• [Data to process]
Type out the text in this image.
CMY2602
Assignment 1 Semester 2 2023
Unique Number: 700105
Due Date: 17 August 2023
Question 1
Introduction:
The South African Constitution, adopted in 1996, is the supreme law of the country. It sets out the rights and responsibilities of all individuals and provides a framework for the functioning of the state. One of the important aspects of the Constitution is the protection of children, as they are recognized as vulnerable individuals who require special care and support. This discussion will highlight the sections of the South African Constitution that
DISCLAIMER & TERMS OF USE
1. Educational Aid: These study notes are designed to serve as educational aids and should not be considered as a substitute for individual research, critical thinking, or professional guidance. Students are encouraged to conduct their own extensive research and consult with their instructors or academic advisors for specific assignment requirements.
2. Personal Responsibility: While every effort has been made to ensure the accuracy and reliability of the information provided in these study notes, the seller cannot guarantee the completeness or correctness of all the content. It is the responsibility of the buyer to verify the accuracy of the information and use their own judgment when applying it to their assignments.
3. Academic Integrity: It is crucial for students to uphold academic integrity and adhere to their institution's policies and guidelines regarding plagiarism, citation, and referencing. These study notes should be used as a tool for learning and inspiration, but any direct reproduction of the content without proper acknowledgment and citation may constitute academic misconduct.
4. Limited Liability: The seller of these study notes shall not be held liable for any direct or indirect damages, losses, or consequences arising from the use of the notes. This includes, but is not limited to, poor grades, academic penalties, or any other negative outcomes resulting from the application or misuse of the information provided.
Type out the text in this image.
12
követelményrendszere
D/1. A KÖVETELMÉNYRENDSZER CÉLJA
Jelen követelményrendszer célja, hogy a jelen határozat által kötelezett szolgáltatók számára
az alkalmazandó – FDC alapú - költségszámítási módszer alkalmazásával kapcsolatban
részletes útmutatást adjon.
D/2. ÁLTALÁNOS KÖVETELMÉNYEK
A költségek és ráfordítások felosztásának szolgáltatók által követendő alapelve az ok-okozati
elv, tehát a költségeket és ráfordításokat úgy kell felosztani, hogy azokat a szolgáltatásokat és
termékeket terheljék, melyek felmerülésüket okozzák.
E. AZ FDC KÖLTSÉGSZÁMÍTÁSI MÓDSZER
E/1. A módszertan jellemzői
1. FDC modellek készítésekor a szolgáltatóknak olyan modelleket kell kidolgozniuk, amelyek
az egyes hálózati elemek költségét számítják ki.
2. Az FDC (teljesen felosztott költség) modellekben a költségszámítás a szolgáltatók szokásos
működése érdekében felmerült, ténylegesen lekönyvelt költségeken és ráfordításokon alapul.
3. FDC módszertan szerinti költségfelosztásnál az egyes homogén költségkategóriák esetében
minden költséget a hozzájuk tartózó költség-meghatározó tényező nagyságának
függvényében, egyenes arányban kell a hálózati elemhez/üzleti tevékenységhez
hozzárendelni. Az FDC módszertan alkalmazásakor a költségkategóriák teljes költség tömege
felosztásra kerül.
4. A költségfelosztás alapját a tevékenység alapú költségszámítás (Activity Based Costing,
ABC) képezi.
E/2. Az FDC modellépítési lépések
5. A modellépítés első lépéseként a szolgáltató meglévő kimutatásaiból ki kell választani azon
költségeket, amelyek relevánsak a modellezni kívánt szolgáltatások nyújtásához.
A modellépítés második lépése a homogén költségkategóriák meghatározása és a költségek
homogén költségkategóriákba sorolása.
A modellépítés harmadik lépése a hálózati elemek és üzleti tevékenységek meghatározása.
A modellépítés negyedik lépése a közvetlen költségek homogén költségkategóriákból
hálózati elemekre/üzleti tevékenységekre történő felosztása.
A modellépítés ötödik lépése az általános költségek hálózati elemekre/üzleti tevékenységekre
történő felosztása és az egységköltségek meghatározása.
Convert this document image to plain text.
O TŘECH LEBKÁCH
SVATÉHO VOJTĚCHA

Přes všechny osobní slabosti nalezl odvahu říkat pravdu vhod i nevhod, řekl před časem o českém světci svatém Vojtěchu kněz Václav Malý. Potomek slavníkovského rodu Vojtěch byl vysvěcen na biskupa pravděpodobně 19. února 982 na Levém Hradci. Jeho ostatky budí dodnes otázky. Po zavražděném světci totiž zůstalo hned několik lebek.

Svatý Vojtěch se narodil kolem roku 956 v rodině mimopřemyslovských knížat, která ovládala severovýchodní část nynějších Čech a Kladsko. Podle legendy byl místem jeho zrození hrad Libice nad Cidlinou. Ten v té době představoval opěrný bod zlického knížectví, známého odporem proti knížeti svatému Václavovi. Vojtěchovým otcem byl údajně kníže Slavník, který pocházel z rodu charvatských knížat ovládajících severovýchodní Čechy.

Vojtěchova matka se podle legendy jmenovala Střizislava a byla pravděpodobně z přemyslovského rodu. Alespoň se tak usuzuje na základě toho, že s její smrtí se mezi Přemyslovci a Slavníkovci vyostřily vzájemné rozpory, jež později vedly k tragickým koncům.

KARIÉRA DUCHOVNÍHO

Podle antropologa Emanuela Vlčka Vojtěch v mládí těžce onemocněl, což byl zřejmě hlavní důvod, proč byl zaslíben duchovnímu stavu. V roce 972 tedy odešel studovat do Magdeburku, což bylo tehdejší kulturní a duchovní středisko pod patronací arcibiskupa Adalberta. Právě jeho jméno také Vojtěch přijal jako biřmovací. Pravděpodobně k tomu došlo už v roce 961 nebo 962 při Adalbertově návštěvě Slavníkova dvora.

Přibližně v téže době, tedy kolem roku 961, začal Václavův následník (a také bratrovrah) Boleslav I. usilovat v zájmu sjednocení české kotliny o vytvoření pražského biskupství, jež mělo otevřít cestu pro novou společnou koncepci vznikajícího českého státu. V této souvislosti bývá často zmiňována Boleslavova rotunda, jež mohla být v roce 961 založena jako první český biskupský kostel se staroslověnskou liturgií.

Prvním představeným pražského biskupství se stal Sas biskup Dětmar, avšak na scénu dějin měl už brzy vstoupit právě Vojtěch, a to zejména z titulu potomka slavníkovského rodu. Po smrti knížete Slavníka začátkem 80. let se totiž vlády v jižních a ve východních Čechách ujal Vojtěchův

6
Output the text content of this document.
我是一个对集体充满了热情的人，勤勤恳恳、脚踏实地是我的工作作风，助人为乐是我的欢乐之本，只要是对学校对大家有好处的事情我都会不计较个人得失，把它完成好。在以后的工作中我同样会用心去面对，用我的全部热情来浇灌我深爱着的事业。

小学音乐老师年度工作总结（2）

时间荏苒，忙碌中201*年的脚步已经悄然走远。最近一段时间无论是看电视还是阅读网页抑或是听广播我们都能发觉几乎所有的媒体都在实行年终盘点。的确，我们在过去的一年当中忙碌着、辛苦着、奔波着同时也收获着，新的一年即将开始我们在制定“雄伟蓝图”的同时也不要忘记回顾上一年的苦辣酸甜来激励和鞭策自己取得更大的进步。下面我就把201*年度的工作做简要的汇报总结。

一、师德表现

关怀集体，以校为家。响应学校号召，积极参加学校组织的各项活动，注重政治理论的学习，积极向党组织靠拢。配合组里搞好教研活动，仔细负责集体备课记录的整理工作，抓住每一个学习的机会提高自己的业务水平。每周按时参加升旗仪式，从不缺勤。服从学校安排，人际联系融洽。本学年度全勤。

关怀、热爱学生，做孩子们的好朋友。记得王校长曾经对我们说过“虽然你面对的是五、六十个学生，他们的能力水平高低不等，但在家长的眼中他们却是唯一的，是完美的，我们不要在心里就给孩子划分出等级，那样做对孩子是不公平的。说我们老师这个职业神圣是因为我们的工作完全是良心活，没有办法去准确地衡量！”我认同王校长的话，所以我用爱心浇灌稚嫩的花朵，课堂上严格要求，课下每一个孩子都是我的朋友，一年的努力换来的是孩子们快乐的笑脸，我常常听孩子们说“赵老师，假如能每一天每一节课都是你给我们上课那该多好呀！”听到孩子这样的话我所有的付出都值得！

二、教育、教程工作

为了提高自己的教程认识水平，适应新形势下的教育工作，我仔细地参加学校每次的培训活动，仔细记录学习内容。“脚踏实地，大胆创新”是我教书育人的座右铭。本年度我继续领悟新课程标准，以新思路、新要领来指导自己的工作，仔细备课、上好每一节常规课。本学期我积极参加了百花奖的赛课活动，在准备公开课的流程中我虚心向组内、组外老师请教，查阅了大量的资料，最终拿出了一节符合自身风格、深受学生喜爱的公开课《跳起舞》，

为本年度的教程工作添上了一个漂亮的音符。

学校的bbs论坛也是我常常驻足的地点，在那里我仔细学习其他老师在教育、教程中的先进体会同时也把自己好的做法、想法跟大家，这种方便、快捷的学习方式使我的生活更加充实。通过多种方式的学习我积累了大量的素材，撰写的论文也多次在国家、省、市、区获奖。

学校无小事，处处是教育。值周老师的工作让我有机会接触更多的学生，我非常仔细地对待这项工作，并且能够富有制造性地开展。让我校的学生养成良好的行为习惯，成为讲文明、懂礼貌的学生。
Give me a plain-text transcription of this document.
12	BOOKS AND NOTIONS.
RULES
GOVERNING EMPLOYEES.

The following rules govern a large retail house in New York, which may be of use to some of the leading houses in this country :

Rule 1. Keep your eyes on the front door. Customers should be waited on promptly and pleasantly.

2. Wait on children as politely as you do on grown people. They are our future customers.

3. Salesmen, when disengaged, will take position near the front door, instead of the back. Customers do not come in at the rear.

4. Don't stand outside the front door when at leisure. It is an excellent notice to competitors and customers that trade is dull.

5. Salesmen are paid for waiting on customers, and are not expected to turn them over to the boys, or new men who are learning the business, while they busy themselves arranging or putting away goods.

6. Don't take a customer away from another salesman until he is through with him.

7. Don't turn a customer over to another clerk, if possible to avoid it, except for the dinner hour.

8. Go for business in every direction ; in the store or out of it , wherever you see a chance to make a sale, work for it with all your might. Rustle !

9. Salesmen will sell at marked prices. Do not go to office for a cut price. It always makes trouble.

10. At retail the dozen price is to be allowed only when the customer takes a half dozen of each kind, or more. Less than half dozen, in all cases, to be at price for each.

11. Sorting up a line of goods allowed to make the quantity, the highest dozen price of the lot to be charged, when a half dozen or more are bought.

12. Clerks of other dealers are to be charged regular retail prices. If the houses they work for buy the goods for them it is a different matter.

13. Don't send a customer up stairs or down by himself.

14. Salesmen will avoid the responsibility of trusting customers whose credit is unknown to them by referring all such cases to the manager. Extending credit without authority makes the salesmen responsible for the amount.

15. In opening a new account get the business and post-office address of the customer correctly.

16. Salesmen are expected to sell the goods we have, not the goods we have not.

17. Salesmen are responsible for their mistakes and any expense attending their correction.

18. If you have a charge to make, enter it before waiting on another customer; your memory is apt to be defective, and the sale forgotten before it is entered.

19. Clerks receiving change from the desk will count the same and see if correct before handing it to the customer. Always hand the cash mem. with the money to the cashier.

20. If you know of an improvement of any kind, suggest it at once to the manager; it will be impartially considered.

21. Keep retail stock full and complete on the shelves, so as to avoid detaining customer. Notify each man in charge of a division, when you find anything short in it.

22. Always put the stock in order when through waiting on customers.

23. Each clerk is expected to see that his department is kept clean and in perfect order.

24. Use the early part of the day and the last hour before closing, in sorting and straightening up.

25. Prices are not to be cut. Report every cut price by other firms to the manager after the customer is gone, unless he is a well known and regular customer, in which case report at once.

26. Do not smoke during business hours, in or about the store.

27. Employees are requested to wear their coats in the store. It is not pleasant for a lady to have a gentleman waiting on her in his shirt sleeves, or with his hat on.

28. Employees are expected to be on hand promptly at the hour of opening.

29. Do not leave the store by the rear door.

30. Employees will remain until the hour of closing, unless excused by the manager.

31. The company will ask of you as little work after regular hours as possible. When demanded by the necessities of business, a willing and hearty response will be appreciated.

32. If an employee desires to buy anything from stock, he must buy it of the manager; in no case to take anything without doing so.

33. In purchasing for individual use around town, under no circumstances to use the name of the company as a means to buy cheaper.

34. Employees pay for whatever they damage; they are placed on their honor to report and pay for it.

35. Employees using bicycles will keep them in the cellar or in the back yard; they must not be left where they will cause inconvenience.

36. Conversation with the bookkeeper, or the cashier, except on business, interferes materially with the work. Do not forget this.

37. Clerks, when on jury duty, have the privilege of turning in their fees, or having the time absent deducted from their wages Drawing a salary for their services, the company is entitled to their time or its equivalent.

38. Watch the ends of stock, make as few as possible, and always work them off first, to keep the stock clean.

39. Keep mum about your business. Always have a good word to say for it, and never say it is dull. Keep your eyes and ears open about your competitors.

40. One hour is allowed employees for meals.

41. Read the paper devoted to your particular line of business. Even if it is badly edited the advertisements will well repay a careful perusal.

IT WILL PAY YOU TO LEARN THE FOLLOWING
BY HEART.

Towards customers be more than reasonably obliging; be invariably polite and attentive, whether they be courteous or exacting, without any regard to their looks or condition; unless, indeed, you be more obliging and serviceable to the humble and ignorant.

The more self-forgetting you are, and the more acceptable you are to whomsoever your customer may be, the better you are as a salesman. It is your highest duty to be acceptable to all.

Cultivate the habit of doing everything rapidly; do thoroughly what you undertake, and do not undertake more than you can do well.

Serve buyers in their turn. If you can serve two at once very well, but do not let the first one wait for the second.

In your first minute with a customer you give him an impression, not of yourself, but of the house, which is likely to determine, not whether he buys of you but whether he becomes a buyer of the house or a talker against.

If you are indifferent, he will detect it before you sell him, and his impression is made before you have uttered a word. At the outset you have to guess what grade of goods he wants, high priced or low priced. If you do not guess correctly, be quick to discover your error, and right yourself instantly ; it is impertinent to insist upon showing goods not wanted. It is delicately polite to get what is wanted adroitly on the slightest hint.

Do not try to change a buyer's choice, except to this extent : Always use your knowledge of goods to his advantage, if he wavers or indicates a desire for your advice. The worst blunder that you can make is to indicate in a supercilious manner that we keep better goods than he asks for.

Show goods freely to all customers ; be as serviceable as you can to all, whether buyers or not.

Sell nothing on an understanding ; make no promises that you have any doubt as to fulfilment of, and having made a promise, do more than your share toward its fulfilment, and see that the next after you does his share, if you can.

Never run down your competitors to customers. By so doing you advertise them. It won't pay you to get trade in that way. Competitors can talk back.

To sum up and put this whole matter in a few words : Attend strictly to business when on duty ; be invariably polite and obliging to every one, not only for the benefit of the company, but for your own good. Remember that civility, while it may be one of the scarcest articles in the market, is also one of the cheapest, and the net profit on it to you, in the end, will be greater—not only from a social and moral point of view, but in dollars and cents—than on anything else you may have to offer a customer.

• [Direction]
Say how many lines of the listing above contain "eyes", with no other words.

• [Solved exercise]
2